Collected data
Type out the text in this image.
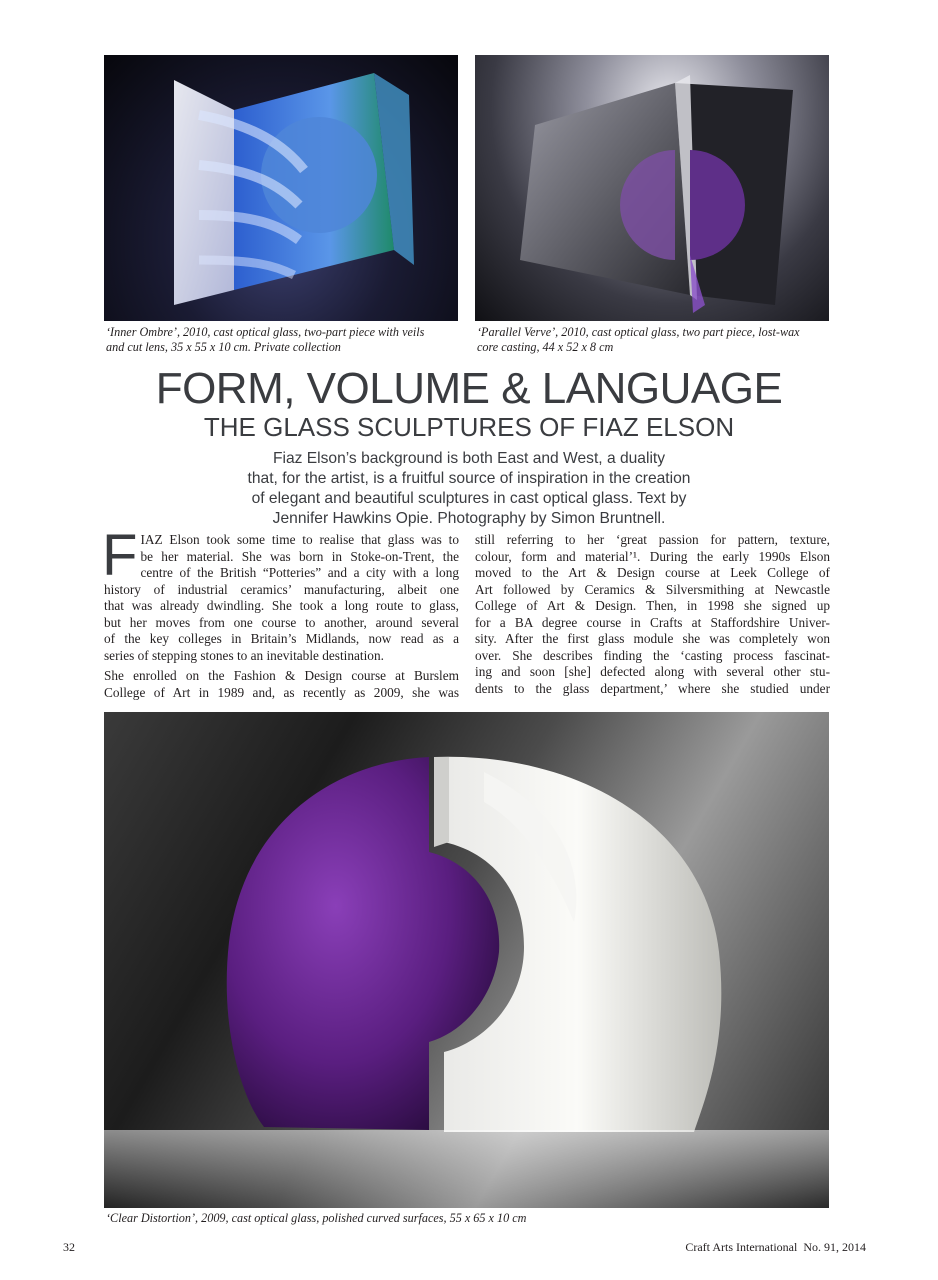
‘Inner Ombre’, 2010, cast optical glass, two-part piece with veils
and cut lens, 35 x 55 x 10 cm. Private collection
‘Parallel Verve’, 2010, cast optical glass, two part piece, lost-wax
core casting, 44 x 52 x 8 cm
FORM, VOLUME & LANGUAGE
THE GLASS SCULPTURES OF FIAZ ELSON
Fiaz Elson’s background is both East and West, a duality
that, for the artist, is a fruitful source of inspiration in the creation
of elegant and beautiful sculptures in cast optical glass. Text by
Jennifer Hawkins Opie. Photography by Simon Bruntnell.

F IAZ Elson took some time to realise that glass was to
be her material. She was born in Stoke-on-Trent, the
centre of the British “Potteries” and a city with a long
history of industrial ceramics’ manufacturing, albeit one
that was already dwindling. She took a long route to glass,
but her moves from one course to another, around several
of the key colleges in Britain’s Midlands, now read as a
series of stepping stones to an inevitable destination.

She enrolled on the Fashion & Design course at Burslem
College of Art in 1989 and, as recently as 2009, she was

still referring to her ‘great passion for pattern, texture,
colour, form and material’¹. During the early 1990s Elson
moved to the Art & Design course at Leek College of
Art followed by Ceramics & Silversmithing at Newcastle
College of Art & Design. Then, in 1998 she signed up
for a BA degree course in Crafts at Staffordshire Univer-
sity. After the first glass module she was completely won
over. She describes finding the ‘casting process fascinat-
ing and soon [she] defected along with several other stu-
dents to the glass department,’ where she studied under

‘Clear Distortion’, 2009, cast optical glass, polished curved surfaces, 55 x 65 x 10 cm
32	Craft Arts International  No. 91, 2014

• Problem description:
Output the full set of records above without changing a word, and drop the images.

• Exercise result:
Type out the text in this image.
‘Inner Ombre’, 2010, cast optical glass, two-part piece with veils
and cut lens, 35 x 55 x 10 cm. Private collection
‘Parallel Verve’, 2010, cast optical glass, two part piece, lost-wax
core casting, 44 x 52 x 8 cm
FORM, VOLUME & LANGUAGE
THE GLASS SCULPTURES OF FIAZ ELSON
Fiaz Elson’s background is both East and West, a duality
that, for the artist, is a fruitful source of inspiration in the creation
of elegant and beautiful sculptures in cast optical glass. Text by
Jennifer Hawkins Opie. Photography by Simon Bruntnell.

F IAZ Elson took some time to realise that glass was to
be her material. She was born in Stoke-on-Trent, the
centre of the British “Potteries” and a city with a long
history of industrial ceramics’ manufacturing, albeit one
that was already dwindling. She took a long route to glass,
but her moves from one course to another, around several
of the key colleges in Britain’s Midlands, now read as a
series of stepping stones to an inevitable destination.

She enrolled on the Fashion & Design course at Burslem
College of Art in 1989 and, as recently as 2009, she was

still referring to her ‘great passion for pattern, texture,
colour, form and material’¹. During the early 1990s Elson
moved to the Art & Design course at Leek College of
Art followed by Ceramics & Silversmithing at Newcastle
College of Art & Design. Then, in 1998 she signed up
for a BA degree course in Crafts at Staffordshire Univer-
sity. After the first glass module she was completely won
over. She describes finding the ‘casting process fascinat-
ing and soon [she] defected along with several other stu-
dents to the glass department,’ where she studied under

‘Clear Distortion’, 2009, cast optical glass, polished curved surfaces, 55 x 65 x 10 cm
32	Craft Arts International  No. 91, 2014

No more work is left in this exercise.